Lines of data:
## Start

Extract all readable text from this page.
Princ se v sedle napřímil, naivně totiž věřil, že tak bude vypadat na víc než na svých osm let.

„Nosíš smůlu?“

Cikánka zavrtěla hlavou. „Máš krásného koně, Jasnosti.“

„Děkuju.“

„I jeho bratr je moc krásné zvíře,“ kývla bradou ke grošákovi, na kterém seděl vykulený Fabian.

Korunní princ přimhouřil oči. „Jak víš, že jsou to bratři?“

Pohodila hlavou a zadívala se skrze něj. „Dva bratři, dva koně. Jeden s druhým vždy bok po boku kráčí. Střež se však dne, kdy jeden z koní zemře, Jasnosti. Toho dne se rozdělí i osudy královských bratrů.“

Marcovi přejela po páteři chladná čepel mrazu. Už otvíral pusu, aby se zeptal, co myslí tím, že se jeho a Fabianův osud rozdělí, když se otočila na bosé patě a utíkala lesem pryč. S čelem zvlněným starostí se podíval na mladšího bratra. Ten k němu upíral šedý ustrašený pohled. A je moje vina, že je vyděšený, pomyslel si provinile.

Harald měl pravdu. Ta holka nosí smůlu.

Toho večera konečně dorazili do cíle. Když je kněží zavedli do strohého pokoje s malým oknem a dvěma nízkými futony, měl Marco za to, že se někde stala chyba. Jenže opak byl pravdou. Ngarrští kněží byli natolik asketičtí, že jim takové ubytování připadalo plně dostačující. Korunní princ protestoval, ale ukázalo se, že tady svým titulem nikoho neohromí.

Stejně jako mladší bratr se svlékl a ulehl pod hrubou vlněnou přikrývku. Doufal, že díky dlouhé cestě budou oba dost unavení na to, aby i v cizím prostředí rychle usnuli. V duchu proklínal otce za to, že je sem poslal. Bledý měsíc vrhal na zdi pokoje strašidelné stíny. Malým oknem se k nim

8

## End

Print the records once more, exactly as they were given.

SOLUTION ::
Extract all readable text from this page.
Princ se v sedle napřímil, naivně totiž věřil, že tak bude vypadat na víc než na svých osm let.

„Nosíš smůlu?“

Cikánka zavrtěla hlavou. „Máš krásného koně, Jasnosti.“

„Děkuju.“

„I jeho bratr je moc krásné zvíře,“ kývla bradou ke grošákovi, na kterém seděl vykulený Fabian.

Korunní princ přimhouřil oči. „Jak víš, že jsou to bratři?“

Pohodila hlavou a zadívala se skrze něj. „Dva bratři, dva koně. Jeden s druhým vždy bok po boku kráčí. Střež se však dne, kdy jeden z koní zemře, Jasnosti. Toho dne se rozdělí i osudy královských bratrů.“

Marcovi přejela po páteři chladná čepel mrazu. Už otvíral pusu, aby se zeptal, co myslí tím, že se jeho a Fabianův osud rozdělí, když se otočila na bosé patě a utíkala lesem pryč. S čelem zvlněným starostí se podíval na mladšího bratra. Ten k němu upíral šedý ustrašený pohled. A je moje vina, že je vyděšený, pomyslel si provinile.

Harald měl pravdu. Ta holka nosí smůlu.

Toho večera konečně dorazili do cíle. Když je kněží zavedli do strohého pokoje s malým oknem a dvěma nízkými futony, měl Marco za to, že se někde stala chyba. Jenže opak byl pravdou. Ngarrští kněží byli natolik asketičtí, že jim takové ubytování připadalo plně dostačující. Korunní princ protestoval, ale ukázalo se, že tady svým titulem nikoho neohromí.

Stejně jako mladší bratr se svlékl a ulehl pod hrubou vlněnou přikrývku. Doufal, že díky dlouhé cestě budou oba dost unavení na to, aby i v cizím prostředí rychle usnuli. V duchu proklínal otce za to, že je sem poslal. Bledý měsíc vrhal na zdi pokoje strašidelné stíny. Malým oknem se k nim

8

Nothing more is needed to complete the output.